▼

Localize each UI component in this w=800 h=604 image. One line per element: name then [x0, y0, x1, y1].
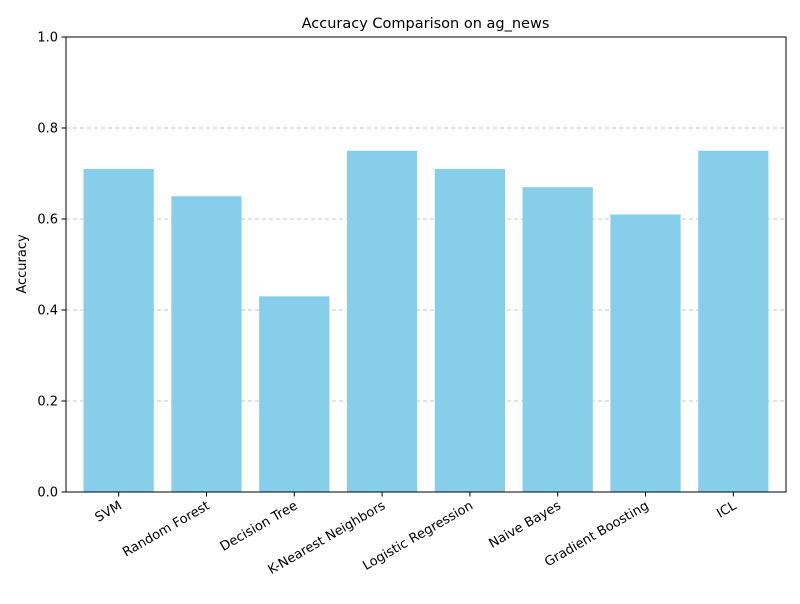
y-tick-label: 0.6: [37, 213, 58, 228]
bar-decision-tree: [259, 296, 330, 492]
bar-gradient-boosting: [610, 214, 681, 492]
bars: [83, 150, 769, 492]
bar-naive-bayes: [522, 187, 593, 492]
chart-title: Accuracy Comparison on ag_news: [302, 16, 550, 32]
y-axis-label: Accuracy: [15, 234, 30, 294]
y-tick-label: 1.0: [37, 31, 58, 46]
plot-frame: [65, 36, 787, 493]
bar-svm: [83, 168, 154, 492]
bar-icl: [698, 150, 769, 492]
y-axis-ticks: 0.0 0.2 0.4 0.6 0.8 1.0: [37, 31, 66, 501]
y-tick-label: 0.0: [37, 486, 58, 501]
y-tick-label: 0.4: [37, 304, 58, 319]
bar-random-forest: [171, 196, 242, 492]
bar-logistic-regression: [434, 168, 506, 492]
y-tick-label: 0.8: [37, 122, 58, 137]
bar-k-nearest-neighbors: [346, 150, 418, 492]
y-tick-label: 0.2: [37, 395, 58, 410]
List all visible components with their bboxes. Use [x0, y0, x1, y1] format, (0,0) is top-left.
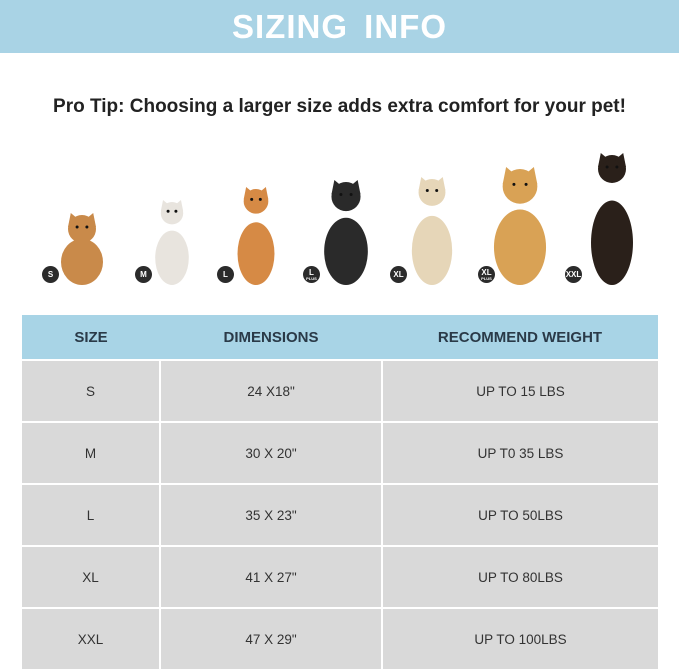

▲

Requirement: Copy the entries above line for line without changing a word, and leave out the pictures.

Correct output:
Localize each UI component in this w=800 h=604 image. One line per element: name then [x0, y0, x1, y1].
y-tick-label: 0.6: [37, 213, 58, 228]
bar-decision-tree: [259, 296, 330, 492]
bar-gradient-boosting: [610, 214, 681, 492]
bars: [83, 150, 769, 492]
bar-naive-bayes: [522, 187, 593, 492]
chart-title: Accuracy Comparison on ag_news: [302, 16, 550, 32]
y-axis-label: Accuracy: [15, 234, 30, 294]
y-tick-label: 1.0: [37, 31, 58, 46]
plot-frame: [65, 36, 787, 493]
bar-svm: [83, 168, 154, 492]
bar-icl: [698, 150, 769, 492]
y-axis-ticks: 0.0 0.2 0.4 0.6 0.8 1.0: [37, 31, 66, 501]
y-tick-label: 0.0: [37, 486, 58, 501]
y-tick-label: 0.4: [37, 304, 58, 319]
bar-random-forest: [171, 196, 242, 492]
bar-logistic-regression: [434, 168, 506, 492]
y-tick-label: 0.8: [37, 122, 58, 137]
bar-k-nearest-neighbors: [346, 150, 418, 492]
y-tick-label: 0.2: [37, 395, 58, 410]
List all visible components with their bboxes. Use [x0, y0, x1, y1] format, (0,0) is top-left.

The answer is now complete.